* **Written problem**
Copy each line exactly. Leave nothing out.
----
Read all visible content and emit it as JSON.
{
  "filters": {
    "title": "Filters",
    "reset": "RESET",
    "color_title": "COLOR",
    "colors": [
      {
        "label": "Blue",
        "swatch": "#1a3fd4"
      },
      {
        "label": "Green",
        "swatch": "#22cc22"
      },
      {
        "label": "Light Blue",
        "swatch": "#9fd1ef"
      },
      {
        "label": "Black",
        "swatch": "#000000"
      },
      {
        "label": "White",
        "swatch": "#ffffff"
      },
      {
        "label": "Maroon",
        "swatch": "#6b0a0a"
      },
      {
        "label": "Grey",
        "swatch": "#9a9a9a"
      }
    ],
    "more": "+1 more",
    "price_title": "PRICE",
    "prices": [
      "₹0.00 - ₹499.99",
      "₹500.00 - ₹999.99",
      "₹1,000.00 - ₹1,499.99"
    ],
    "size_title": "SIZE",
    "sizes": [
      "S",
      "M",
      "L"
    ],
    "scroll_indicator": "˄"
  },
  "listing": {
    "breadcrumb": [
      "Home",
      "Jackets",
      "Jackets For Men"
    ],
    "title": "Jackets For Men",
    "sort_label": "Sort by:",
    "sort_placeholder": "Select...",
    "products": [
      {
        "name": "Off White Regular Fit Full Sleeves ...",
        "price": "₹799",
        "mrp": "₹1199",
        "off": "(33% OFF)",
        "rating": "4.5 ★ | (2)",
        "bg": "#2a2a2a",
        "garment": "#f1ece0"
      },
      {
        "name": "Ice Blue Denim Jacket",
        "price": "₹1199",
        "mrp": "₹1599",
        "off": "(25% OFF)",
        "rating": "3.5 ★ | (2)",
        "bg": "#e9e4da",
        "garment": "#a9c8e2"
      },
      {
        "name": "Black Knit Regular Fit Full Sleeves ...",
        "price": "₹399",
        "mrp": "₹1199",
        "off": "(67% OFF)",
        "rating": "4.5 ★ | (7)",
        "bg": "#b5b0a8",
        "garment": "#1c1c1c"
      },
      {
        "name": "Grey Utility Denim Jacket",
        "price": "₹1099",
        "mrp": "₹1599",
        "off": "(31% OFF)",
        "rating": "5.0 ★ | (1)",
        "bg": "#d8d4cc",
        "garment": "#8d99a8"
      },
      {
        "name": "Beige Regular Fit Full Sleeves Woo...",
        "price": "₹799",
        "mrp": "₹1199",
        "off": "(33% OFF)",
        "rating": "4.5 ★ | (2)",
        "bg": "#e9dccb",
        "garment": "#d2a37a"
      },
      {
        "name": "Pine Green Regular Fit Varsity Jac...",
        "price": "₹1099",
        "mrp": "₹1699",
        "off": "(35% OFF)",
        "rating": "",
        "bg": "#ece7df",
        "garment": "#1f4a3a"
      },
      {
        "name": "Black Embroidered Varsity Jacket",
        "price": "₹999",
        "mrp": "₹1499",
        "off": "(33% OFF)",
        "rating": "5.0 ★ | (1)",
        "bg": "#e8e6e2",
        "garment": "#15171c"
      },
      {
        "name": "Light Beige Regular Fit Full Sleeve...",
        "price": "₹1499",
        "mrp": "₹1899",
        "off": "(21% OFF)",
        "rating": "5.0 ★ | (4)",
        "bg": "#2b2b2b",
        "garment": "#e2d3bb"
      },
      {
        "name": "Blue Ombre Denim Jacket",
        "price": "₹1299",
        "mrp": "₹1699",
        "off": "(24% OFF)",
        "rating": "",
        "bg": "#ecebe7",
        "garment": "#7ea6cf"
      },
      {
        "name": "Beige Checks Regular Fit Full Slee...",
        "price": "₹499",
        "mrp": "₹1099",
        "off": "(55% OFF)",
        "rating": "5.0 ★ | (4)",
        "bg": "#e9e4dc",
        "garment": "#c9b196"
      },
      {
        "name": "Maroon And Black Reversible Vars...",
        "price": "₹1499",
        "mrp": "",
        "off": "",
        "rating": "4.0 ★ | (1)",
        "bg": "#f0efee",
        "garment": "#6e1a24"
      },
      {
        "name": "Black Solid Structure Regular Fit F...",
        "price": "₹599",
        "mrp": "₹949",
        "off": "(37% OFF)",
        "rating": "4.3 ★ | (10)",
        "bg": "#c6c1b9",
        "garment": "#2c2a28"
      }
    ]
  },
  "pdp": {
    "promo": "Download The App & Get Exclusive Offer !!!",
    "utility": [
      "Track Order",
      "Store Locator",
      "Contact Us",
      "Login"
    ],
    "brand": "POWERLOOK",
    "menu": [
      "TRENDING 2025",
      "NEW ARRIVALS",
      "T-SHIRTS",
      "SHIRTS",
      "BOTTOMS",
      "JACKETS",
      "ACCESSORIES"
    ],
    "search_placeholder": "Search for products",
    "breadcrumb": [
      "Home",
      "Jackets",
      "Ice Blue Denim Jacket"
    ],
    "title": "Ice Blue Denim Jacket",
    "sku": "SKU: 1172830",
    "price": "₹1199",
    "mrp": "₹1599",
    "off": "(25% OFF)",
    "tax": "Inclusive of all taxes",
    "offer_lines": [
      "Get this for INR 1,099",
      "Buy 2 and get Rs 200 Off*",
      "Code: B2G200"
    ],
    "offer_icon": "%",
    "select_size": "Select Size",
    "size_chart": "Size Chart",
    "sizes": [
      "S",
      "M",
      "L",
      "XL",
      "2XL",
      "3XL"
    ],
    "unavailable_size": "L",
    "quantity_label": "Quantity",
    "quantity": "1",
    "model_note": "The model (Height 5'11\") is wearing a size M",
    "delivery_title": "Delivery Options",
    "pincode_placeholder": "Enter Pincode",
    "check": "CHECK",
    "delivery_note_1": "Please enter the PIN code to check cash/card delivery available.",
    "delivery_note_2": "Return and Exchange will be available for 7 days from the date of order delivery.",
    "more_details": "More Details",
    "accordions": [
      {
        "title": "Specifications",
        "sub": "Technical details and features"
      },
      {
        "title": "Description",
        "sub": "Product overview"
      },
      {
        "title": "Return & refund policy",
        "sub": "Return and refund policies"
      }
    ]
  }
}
----
* **Solution for this problem**
Read all visible content and emit it as JSON.
{
  "filters": {
    "title": "Filters",
    "reset": "RESET",
    "color_title": "COLOR",
    "colors": [
      {
        "label": "Blue",
        "swatch": "#1a3fd4"
      },
      {
        "label": "Green",
        "swatch": "#22cc22"
      },
      {
        "label": "Light Blue",
        "swatch": "#9fd1ef"
      },
      {
        "label": "Black",
        "swatch": "#000000"
      },
      {
        "label": "White",
        "swatch": "#ffffff"
      },
      {
        "label": "Maroon",
        "swatch": "#6b0a0a"
      },
      {
        "label": "Grey",
        "swatch": "#9a9a9a"
      }
    ],
    "more": "+1 more",
    "price_title": "PRICE",
    "prices": [
      "₹0.00 - ₹499.99",
      "₹500.00 - ₹999.99",
      "₹1,000.00 - ₹1,499.99"
    ],
    "size_title": "SIZE",
    "sizes": [
      "S",
      "M",
      "L"
    ],
    "scroll_indicator": "˄"
  },
  "listing": {
    "breadcrumb": [
      "Home",
      "Jackets",
      "Jackets For Men"
    ],
    "title": "Jackets For Men",
    "sort_label": "Sort by:",
    "sort_placeholder": "Select...",
    "products": [
      {
        "name": "Off White Regular Fit Full Sleeves ...",
        "price": "₹799",
        "mrp": "₹1199",
        "off": "(33% OFF)",
        "rating": "4.5 ★ | (2)",
        "bg": "#2a2a2a",
        "garment": "#f1ece0"
      },
      {
        "name": "Ice Blue Denim Jacket",
        "price": "₹1199",
        "mrp": "₹1599",
        "off": "(25% OFF)",
        "rating": "3.5 ★ | (2)",
        "bg": "#e9e4da",
        "garment": "#a9c8e2"
      },
      {
        "name": "Black Knit Regular Fit Full Sleeves ...",
        "price": "₹399",
        "mrp": "₹1199",
        "off": "(67% OFF)",
        "rating": "4.5 ★ | (7)",
        "bg": "#b5b0a8",
        "garment": "#1c1c1c"
      },
      {
        "name": "Grey Utility Denim Jacket",
        "price": "₹1099",
        "mrp": "₹1599",
        "off": "(31% OFF)",
        "rating": "5.0 ★ | (1)",
        "bg": "#d8d4cc",
        "garment": "#8d99a8"
      },
      {
        "name": "Beige Regular Fit Full Sleeves Woo...",
        "price": "₹799",
        "mrp": "₹1199",
        "off": "(33% OFF)",
        "rating": "4.5 ★ | (2)",
        "bg": "#e9dccb",
        "garment": "#d2a37a"
      },
      {
        "name": "Pine Green Regular Fit Varsity Jac...",
        "price": "₹1099",
        "mrp": "₹1699",
        "off": "(35% OFF)",
        "rating": "",
        "bg": "#ece7df",
        "garment": "#1f4a3a"
      },
      {
        "name": "Black Embroidered Varsity Jacket",
        "price": "₹999",
        "mrp": "₹1499",
        "off": "(33% OFF)",
        "rating": "5.0 ★ | (1)",
        "bg": "#e8e6e2",
        "garment": "#15171c"
      },
      {
        "name": "Light Beige Regular Fit Full Sleeve...",
        "price": "₹1499",
        "mrp": "₹1899",
        "off": "(21% OFF)",
        "rating": "5.0 ★ | (4)",
        "bg": "#2b2b2b",
        "garment": "#e2d3bb"
      },
      {
        "name": "Blue Ombre Denim Jacket",
        "price": "₹1299",
        "mrp": "₹1699",
        "off": "(24% OFF)",
        "rating": "",
        "bg": "#ecebe7",
        "garment": "#7ea6cf"
      },
      {
        "name": "Beige Checks Regular Fit Full Slee...",
        "price": "₹499",
        "mrp": "₹1099",
        "off": "(55% OFF)",
        "rating": "5.0 ★ | (4)",
        "bg": "#e9e4dc",
        "garment": "#c9b196"
      },
      {
        "name": "Maroon And Black Reversible Vars...",
        "price": "₹1499",
        "mrp": "",
        "off": "",
        "rating": "4.0 ★ | (1)",
        "bg": "#f0efee",
        "garment": "#6e1a24"
      },
      {
        "name": "Black Solid Structure Regular Fit F...",
        "price": "₹599",
        "mrp": "₹949",
        "off": "(37% OFF)",
        "rating": "4.3 ★ | (10)",
        "bg": "#c6c1b9",
        "garment": "#2c2a28"
      }
    ]
  },
  "pdp": {
    "promo": "Download The App & Get Exclusive Offer !!!",
    "utility": [
      "Track Order",
      "Store Locator",
      "Contact Us",
      "Login"
    ],
    "brand": "POWERLOOK",
    "menu": [
      "TRENDING 2025",
      "NEW ARRIVALS",
      "T-SHIRTS",
      "SHIRTS",
      "BOTTOMS",
      "JACKETS",
      "ACCESSORIES"
    ],
    "search_placeholder": "Search for products",
    "breadcrumb": [
      "Home",
      "Jackets",
      "Ice Blue Denim Jacket"
    ],
    "title": "Ice Blue Denim Jacket",
    "sku": "SKU: 1172830",
    "price": "₹1199",
    "mrp": "₹1599",
    "off": "(25% OFF)",
    "tax": "Inclusive of all taxes",
    "offer_lines": [
      "Get this for INR 1,099",
      "Buy 2 and get Rs 200 Off*",
      "Code: B2G200"
    ],
    "offer_icon": "%",
    "select_size": "Select Size",
    "size_chart": "Size Chart",
    "sizes": [
      "S",
      "M",
      "L",
      "XL",
      "2XL",
      "3XL"
    ],
    "unavailable_size": "L",
    "quantity_label": "Quantity",
    "quantity": "1",
    "model_note": "The model (Height 5'11\") is wearing a size M",
    "delivery_title": "Delivery Options",
    "pincode_placeholder": "Enter Pincode",
    "check": "CHECK",
    "delivery_note_1": "Please enter the PIN code to check cash/card delivery available.",
    "delivery_note_2": "Return and Exchange will be available for 7 days from the date of order delivery.",
    "more_details": "More Details",
    "accordions": [
      {
        "title": "Specifications",
        "sub": "Technical details and features"
      },
      {
        "title": "Description",
        "sub": "Product overview"
      },
      {
        "title": "Return & refund policy",
        "sub": "Return and refund policies"
      }
    ]
  }
}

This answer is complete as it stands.